• [WRITTEN INSTRUCTION]
Output the records from the line containing "y-tick-label: 16 (141, 13, 186, 57)" through the line containing "x-tick-label: 5 (1031, 823, 1052, 865)", both included, as a Markdown table with the columns Row and Entry. Put a row number in Row and the line itself in Entry, and leave out blank lines.

• [DATA EXCERPTS]
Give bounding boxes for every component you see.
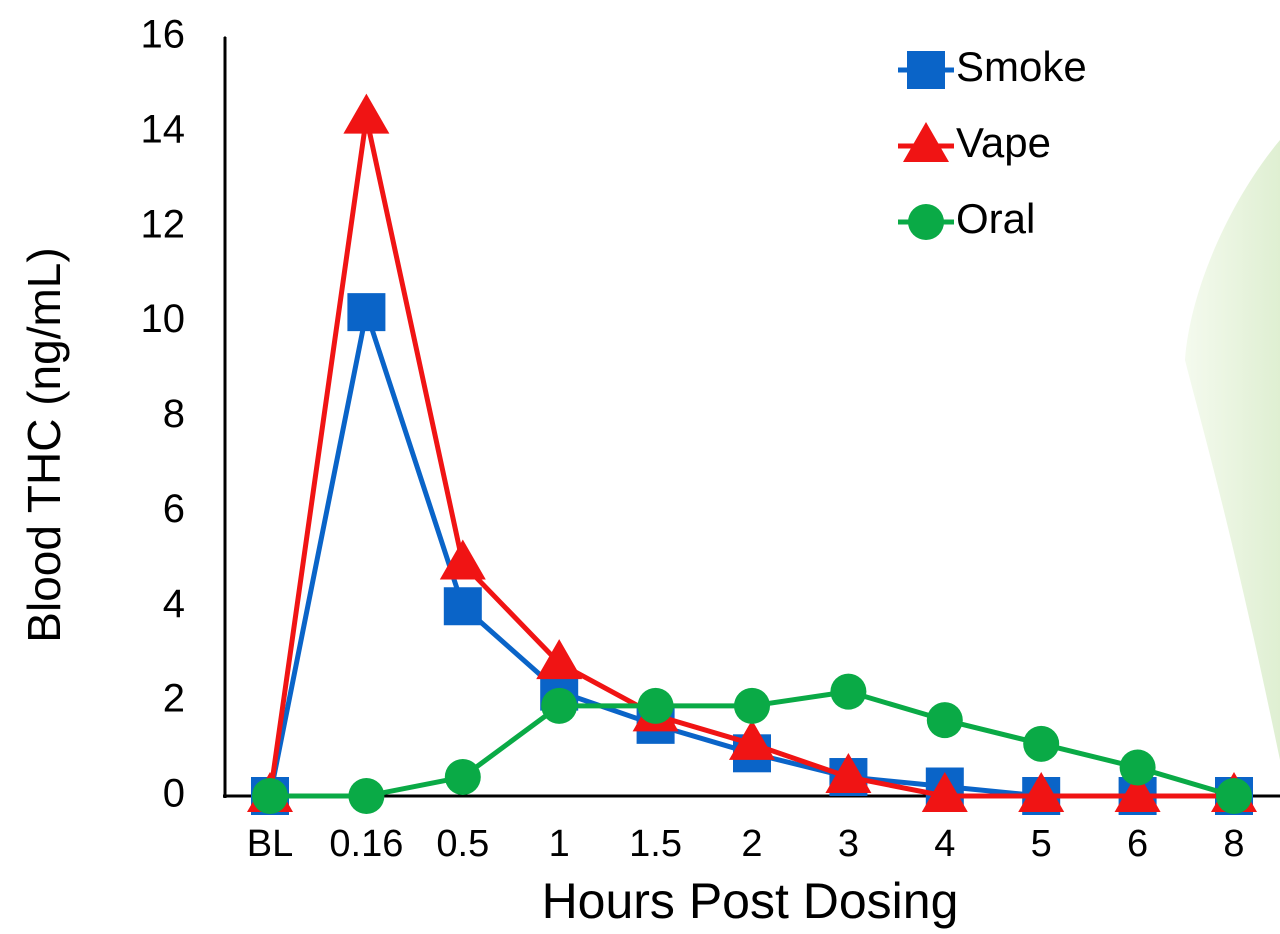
y-tick-label: 16 (141, 13, 186, 57)
data-point (921, 772, 968, 812)
data-point (541, 687, 578, 724)
data-point (348, 778, 385, 814)
background-leaf (1185, 140, 1280, 760)
x-tick-label: 1 (549, 823, 570, 865)
x-tick-label: 1.5 (629, 823, 682, 865)
data-point (825, 753, 872, 794)
x-tick-label: BL (247, 823, 293, 865)
data-point (443, 587, 482, 626)
legend-label: Oral (956, 195, 1035, 242)
y-tick-label: 6 (163, 487, 185, 531)
x-tick-label: 0.16 (329, 823, 403, 865)
y-tick-label: 2 (163, 677, 185, 721)
data-point (729, 719, 775, 760)
legend-marker (907, 51, 945, 89)
x-tick-label: 0.5 (436, 823, 489, 865)
y-tick-label: 4 (163, 582, 185, 626)
data-point (536, 639, 583, 680)
x-tick-label: 2 (741, 823, 762, 865)
y-tick-label: 10 (141, 297, 186, 341)
data-point (830, 673, 867, 710)
data-point (1018, 772, 1065, 812)
data-point (734, 687, 770, 724)
data-point (1216, 778, 1252, 814)
data-point (347, 293, 386, 332)
y-tick-label: 0 (163, 772, 185, 816)
legend-label: Smoke (956, 43, 1087, 90)
y-axis-title: Blood THC (ng/mL) (18, 247, 70, 642)
legend-marker (908, 204, 944, 240)
data-point (444, 759, 481, 796)
legend-label: Vape (956, 119, 1051, 166)
x-tick-label: 3 (838, 823, 859, 865)
y-tick-label: 14 (141, 107, 186, 151)
x-axis-title: Hours Post Dosing (542, 873, 959, 929)
x-tick-label: 5 (1031, 823, 1052, 865)
y-tick-label: 12 (141, 202, 186, 246)
data-point (439, 539, 486, 580)
data-point (1119, 749, 1156, 786)
data-point (637, 687, 674, 724)
x-tick-label: 8 (1223, 823, 1244, 865)
data-point (1023, 725, 1060, 762)
legend-marker (903, 122, 949, 162)
data-point (252, 778, 288, 814)
data-point (1114, 772, 1161, 812)
x-tick-label: 6 (1127, 823, 1148, 865)
x-tick-label: 4 (934, 823, 955, 865)
data-point (343, 93, 390, 134)
data-point (926, 702, 963, 739)
y-tick-label: 8 (163, 392, 185, 436)
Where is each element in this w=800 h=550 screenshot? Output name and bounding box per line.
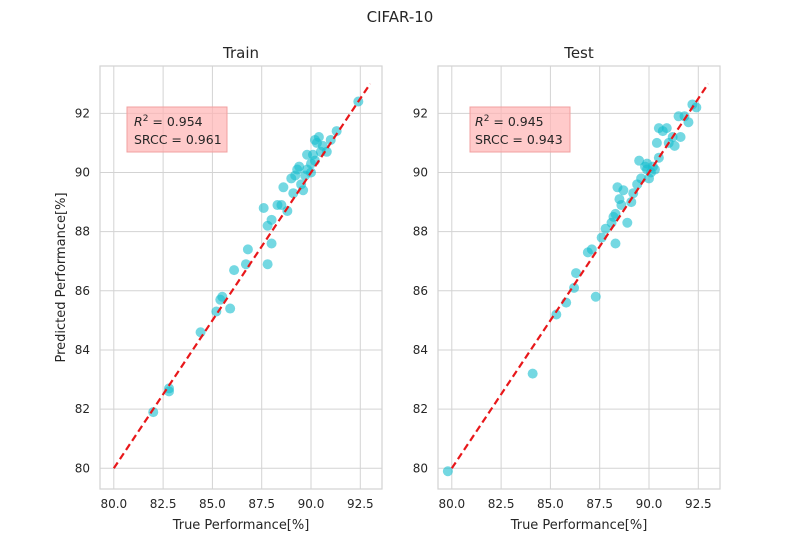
data-point <box>691 102 702 113</box>
plot-frame <box>99 65 383 490</box>
y-tick-label: 86 <box>75 284 90 298</box>
data-point <box>571 268 582 279</box>
r2-text: R2 = 0.954 <box>134 114 203 129</box>
data-point <box>442 466 453 477</box>
data-point <box>616 200 627 211</box>
x-tick-label: 82.5 <box>488 497 515 511</box>
x-tick-label: 87.5 <box>248 497 275 511</box>
data-point <box>294 161 305 172</box>
data-point <box>610 208 621 219</box>
train-panel: 80.0 82.5 85.0 87.5 90.0 92.5 80 82 84 86 88 90 92 Tr… <box>54 44 383 533</box>
x-tick-label: 92.5 <box>685 497 712 511</box>
y-tick-label: 90 <box>75 165 90 179</box>
r2-exponent: 2 <box>143 114 149 124</box>
data-point <box>610 238 621 249</box>
x-tick-label: 90.0 <box>298 497 325 511</box>
x-axis-label: True Performance[%] <box>510 518 648 533</box>
data-point <box>675 131 686 142</box>
data-point <box>266 214 277 225</box>
data-point <box>225 303 236 314</box>
data-point <box>148 407 159 418</box>
data-point <box>596 232 607 243</box>
data-point <box>288 188 299 199</box>
r2-text: R2 = 0.945 <box>475 114 544 129</box>
data-point <box>618 185 629 196</box>
r2-value: = 0.954 <box>148 114 202 129</box>
data-point <box>298 185 309 196</box>
data-point <box>586 244 597 255</box>
stats-box <box>126 106 228 153</box>
test-panel: 80.0 82.5 85.0 87.5 90.0 92.5 80 82 84 86 88 90 92 Te… <box>413 44 721 533</box>
y-tick-label: 92 <box>413 106 428 120</box>
y-tick-label: 80 <box>413 461 428 475</box>
data-point <box>229 265 240 276</box>
y-tick-label: 82 <box>75 402 90 416</box>
data-point <box>258 202 269 213</box>
plot-frame <box>437 65 721 490</box>
data-point <box>278 182 289 193</box>
y-tick-label: 80 <box>75 461 90 475</box>
panel-title: Train <box>222 44 259 62</box>
data-point <box>217 291 228 302</box>
y-tick-label: 86 <box>413 284 428 298</box>
x-tick-label: 87.5 <box>586 497 613 511</box>
x-tick-label: 80.0 <box>438 497 465 511</box>
data-point <box>242 244 253 255</box>
x-tick-label: 90.0 <box>636 497 663 511</box>
y-tick-label: 82 <box>413 402 428 416</box>
srcc-text: SRCC = 0.961 <box>134 132 222 147</box>
r2-value: = 0.945 <box>489 114 543 129</box>
x-tick-label: 85.0 <box>537 497 564 511</box>
r2-label: R <box>134 114 143 129</box>
data-point <box>622 217 633 228</box>
y-tick-label: 92 <box>75 106 90 120</box>
r2-exponent: 2 <box>484 114 490 124</box>
figure-suptitle: CIFAR-10 <box>367 8 434 26</box>
y-tick-label: 88 <box>413 225 428 239</box>
data-point <box>669 140 680 151</box>
data-point <box>649 164 660 175</box>
y-tick-label: 84 <box>75 343 90 357</box>
identity-line <box>112 83 372 469</box>
panel-title: Test <box>563 44 594 62</box>
data-point <box>262 259 273 270</box>
data-point <box>527 368 538 379</box>
data-point <box>626 197 637 208</box>
data-point <box>661 123 672 134</box>
x-tick-label: 80.0 <box>100 497 127 511</box>
x-tick-label: 82.5 <box>150 497 177 511</box>
y-tick-label: 88 <box>75 225 90 239</box>
srcc-text: SRCC = 0.943 <box>475 132 563 147</box>
data-point <box>282 205 293 216</box>
data-point <box>266 238 277 249</box>
x-axis-label: True Performance[%] <box>172 518 310 533</box>
y-tick-label: 84 <box>413 343 428 357</box>
data-point <box>683 117 694 128</box>
data-point <box>313 131 324 142</box>
x-tick-label: 85.0 <box>199 497 226 511</box>
x-tick-label: 92.5 <box>347 497 374 511</box>
data-point <box>195 327 206 338</box>
r2-label: R <box>475 114 484 129</box>
data-point <box>651 137 662 148</box>
y-tick-label: 90 <box>413 165 428 179</box>
y-axis-label: Predicted Performance[%] <box>54 192 69 362</box>
data-point <box>590 291 601 302</box>
stats-box <box>469 106 571 153</box>
identity-line <box>450 83 710 469</box>
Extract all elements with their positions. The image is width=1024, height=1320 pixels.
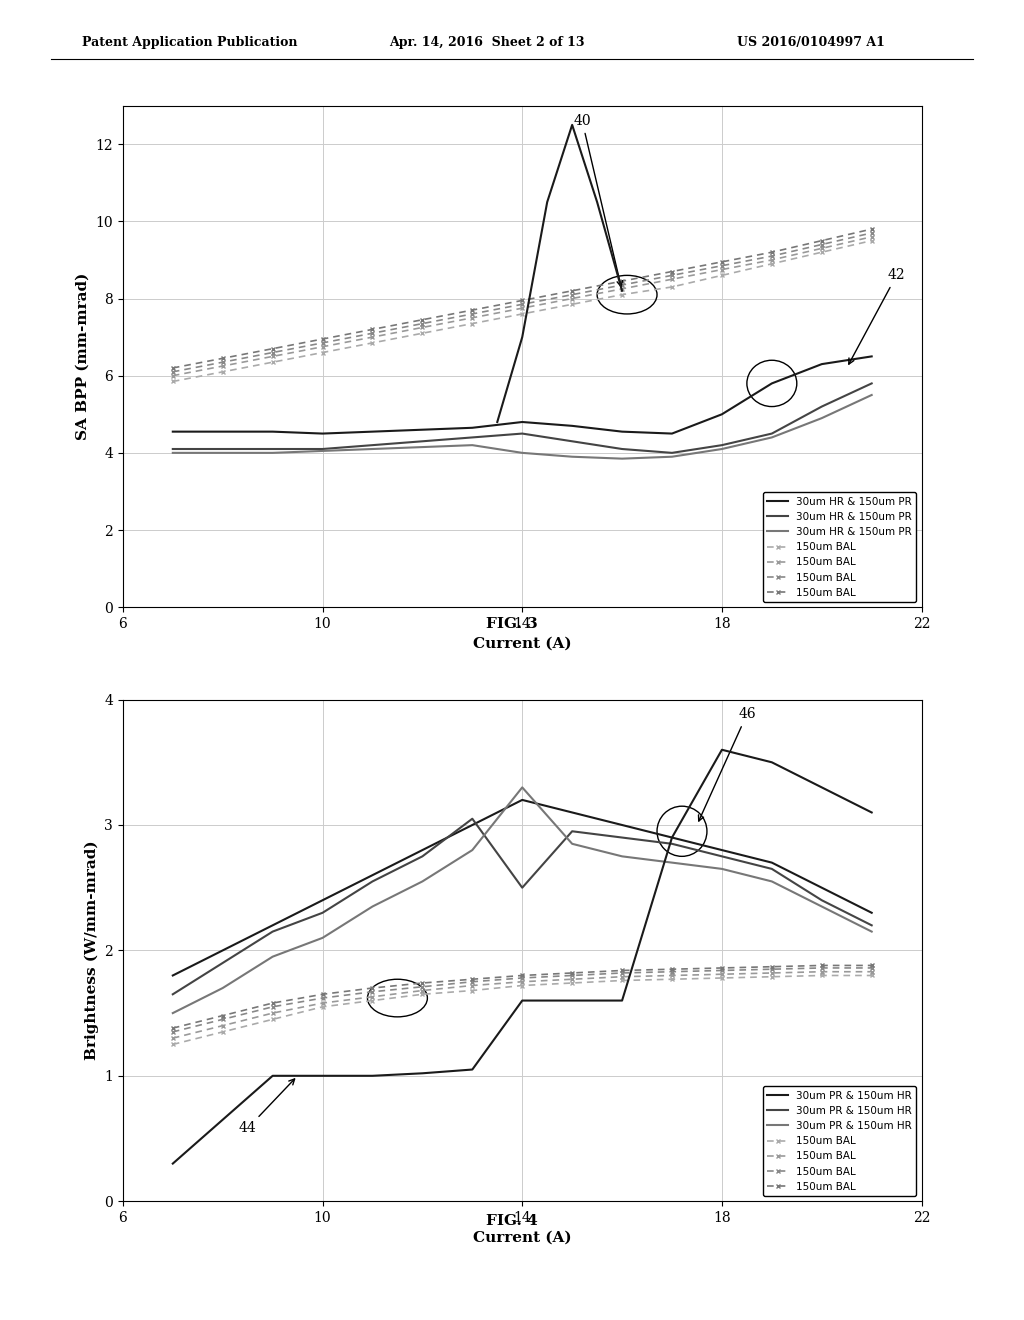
Text: 42: 42	[849, 268, 905, 364]
Text: FIG. 4: FIG. 4	[486, 1214, 538, 1228]
Y-axis label: Brightness (W/mm-mrad): Brightness (W/mm-mrad)	[84, 841, 98, 1060]
Text: Patent Application Publication: Patent Application Publication	[82, 36, 297, 49]
Text: FIG. 3: FIG. 3	[486, 618, 538, 631]
X-axis label: Current (A): Current (A)	[473, 1230, 571, 1245]
Text: Apr. 14, 2016  Sheet 2 of 13: Apr. 14, 2016 Sheet 2 of 13	[389, 36, 585, 49]
Text: 46: 46	[698, 708, 756, 821]
Text: US 2016/0104997 A1: US 2016/0104997 A1	[737, 36, 885, 49]
Text: 44: 44	[239, 1078, 295, 1135]
Text: 40: 40	[573, 114, 623, 286]
Y-axis label: SA BPP (mm-mrad): SA BPP (mm-mrad)	[76, 273, 90, 440]
Legend: 30um PR & 150um HR, 30um PR & 150um HR, 30um PR & 150um HR, 150um BAL, 150um BAL: 30um PR & 150um HR, 30um PR & 150um HR, …	[763, 1086, 916, 1196]
Legend: 30um HR & 150um PR, 30um HR & 150um PR, 30um HR & 150um PR, 150um BAL, 150um BAL: 30um HR & 150um PR, 30um HR & 150um PR, …	[763, 492, 916, 602]
X-axis label: Current (A): Current (A)	[473, 636, 571, 651]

• [RESPONSE]
| Row | Entry |
|---|---|
| 1 | y-tick-label: 16 (141, 13, 186, 57) |
| 2 | data-point (921, 772, 968, 812) |
| 3 | data-point (541, 687, 578, 724) |
| 4 | data-point (348, 778, 385, 814) |
| 5 | background-leaf (1185, 140, 1280, 760) |
| 6 | x-tick-label: 1 (549, 823, 570, 865) |
| 7 | x-tick-label: 1.5 (629, 823, 682, 865) |
| 8 | data-point (825, 753, 872, 794) |
| 9 | x-tick-label: BL (247, 823, 293, 865) |
| 10 | data-point (443, 587, 482, 626) |
| 11 | legend-label: Oral (956, 195, 1035, 242) |
| 12 | y-tick-label: 6 (163, 487, 185, 531) |
| 13 | x-tick-label: 0.16 (329, 823, 403, 865) |
| 14 | y-tick-label: 2 (163, 677, 185, 721) |
| 15 | data-point (729, 719, 775, 760) |
| 16 | legend-marker (907, 51, 945, 89) |
| 17 | x-tick-label: 0.5 (436, 823, 489, 865) |
| 18 | y-tick-label: 4 (163, 582, 185, 626) |
| 19 | data-point (536, 639, 583, 680) |
| 20 | x-tick-label: 2 (741, 823, 762, 865) |
| 21 | y-tick-label: 10 (141, 297, 186, 341) |
| 22 | data-point (830, 673, 867, 710) |
| 23 | data-point (1018, 772, 1065, 812) |
| 24 | data-point (734, 687, 770, 724) |
| 25 | data-point (1216, 778, 1252, 814) |
| 26 | data-point (347, 293, 386, 332) |
| 27 | y-tick-label: 0 (163, 772, 185, 816) |
| 28 | legend-label: Smoke (956, 43, 1087, 90) |
| 29 | y-axis-title: Blood THC (ng/mL) (18, 247, 70, 642) |
| 30 | legend-marker (908, 204, 944, 240) |
| 31 | data-point (444, 759, 481, 796) |
| 32 | legend-label: Vape (956, 119, 1051, 166) |
| 33 | x-tick-label: 3 (838, 823, 859, 865) |
| 34 | y-tick-label: 14 (141, 107, 186, 151) |
| 35 | x-axis-title: Hours Post Dosing (542, 873, 959, 929) |
| 36 | x-tick-label: 5 (1031, 823, 1052, 865) |